Material provided:

====

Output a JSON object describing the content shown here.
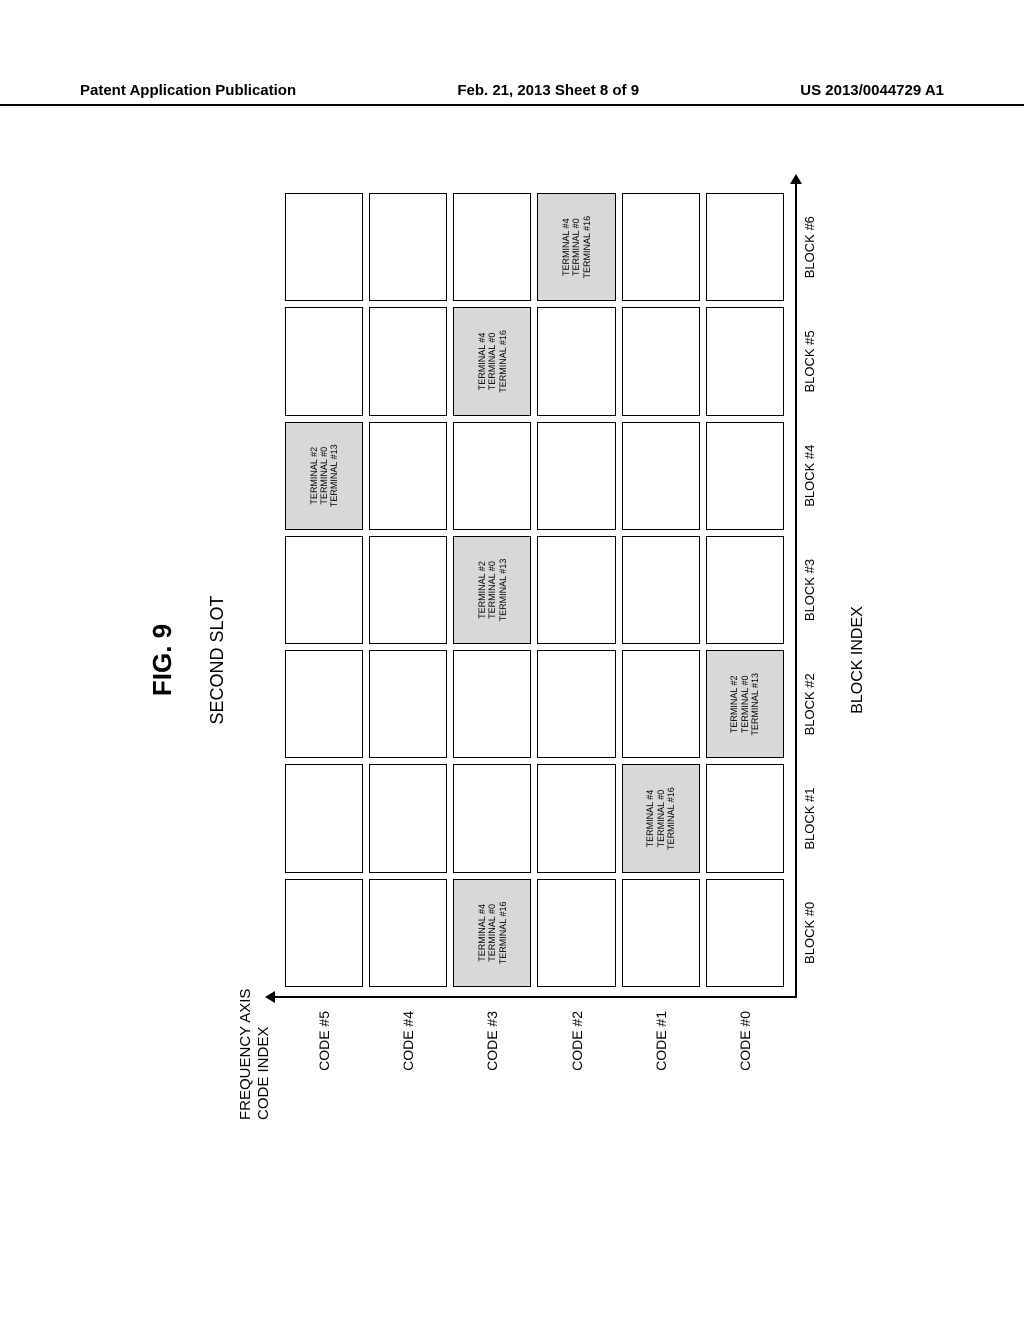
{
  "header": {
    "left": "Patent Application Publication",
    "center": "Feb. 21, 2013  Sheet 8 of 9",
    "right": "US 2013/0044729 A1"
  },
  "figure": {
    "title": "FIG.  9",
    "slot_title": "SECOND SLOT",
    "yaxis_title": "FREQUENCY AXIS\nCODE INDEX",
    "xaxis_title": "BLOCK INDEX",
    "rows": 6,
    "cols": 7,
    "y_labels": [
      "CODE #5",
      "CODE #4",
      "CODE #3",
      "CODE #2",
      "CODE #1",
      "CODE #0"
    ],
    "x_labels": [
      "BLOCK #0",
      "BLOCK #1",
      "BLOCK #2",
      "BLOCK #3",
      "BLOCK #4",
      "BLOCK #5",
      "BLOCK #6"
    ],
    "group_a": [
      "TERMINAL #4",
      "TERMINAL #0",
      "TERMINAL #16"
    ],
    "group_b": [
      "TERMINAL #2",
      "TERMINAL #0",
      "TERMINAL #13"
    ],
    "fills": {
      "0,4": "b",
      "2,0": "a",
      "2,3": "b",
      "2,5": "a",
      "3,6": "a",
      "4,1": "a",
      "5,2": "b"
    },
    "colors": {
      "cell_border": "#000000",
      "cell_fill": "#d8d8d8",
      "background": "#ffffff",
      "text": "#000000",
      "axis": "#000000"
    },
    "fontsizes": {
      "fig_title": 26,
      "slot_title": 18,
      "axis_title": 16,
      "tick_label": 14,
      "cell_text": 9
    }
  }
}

====

What this task involves: Without the pictures, copy the material exactly as given.

Exercise solution:
Output a JSON object describing the content shown here.
{
  "header": {
    "left": "Patent Application Publication",
    "center": "Feb. 21, 2013  Sheet 8 of 9",
    "right": "US 2013/0044729 A1"
  },
  "figure": {
    "title": "FIG.  9",
    "slot_title": "SECOND SLOT",
    "yaxis_title": "FREQUENCY AXIS\nCODE INDEX",
    "xaxis_title": "BLOCK INDEX",
    "rows": 6,
    "cols": 7,
    "y_labels": [
      "CODE #5",
      "CODE #4",
      "CODE #3",
      "CODE #2",
      "CODE #1",
      "CODE #0"
    ],
    "x_labels": [
      "BLOCK #0",
      "BLOCK #1",
      "BLOCK #2",
      "BLOCK #3",
      "BLOCK #4",
      "BLOCK #5",
      "BLOCK #6"
    ],
    "group_a": [
      "TERMINAL #4",
      "TERMINAL #0",
      "TERMINAL #16"
    ],
    "group_b": [
      "TERMINAL #2",
      "TERMINAL #0",
      "TERMINAL #13"
    ],
    "fills": {
      "0,4": "b",
      "2,0": "a",
      "2,3": "b",
      "2,5": "a",
      "3,6": "a",
      "4,1": "a",
      "5,2": "b"
    },
    "colors": {
      "cell_border": "#000000",
      "cell_fill": "#d8d8d8",
      "background": "#ffffff",
      "text": "#000000",
      "axis": "#000000"
    },
    "fontsizes": {
      "fig_title": 26,
      "slot_title": 18,
      "axis_title": 16,
      "tick_label": 14,
      "cell_text": 9
    }
  }
}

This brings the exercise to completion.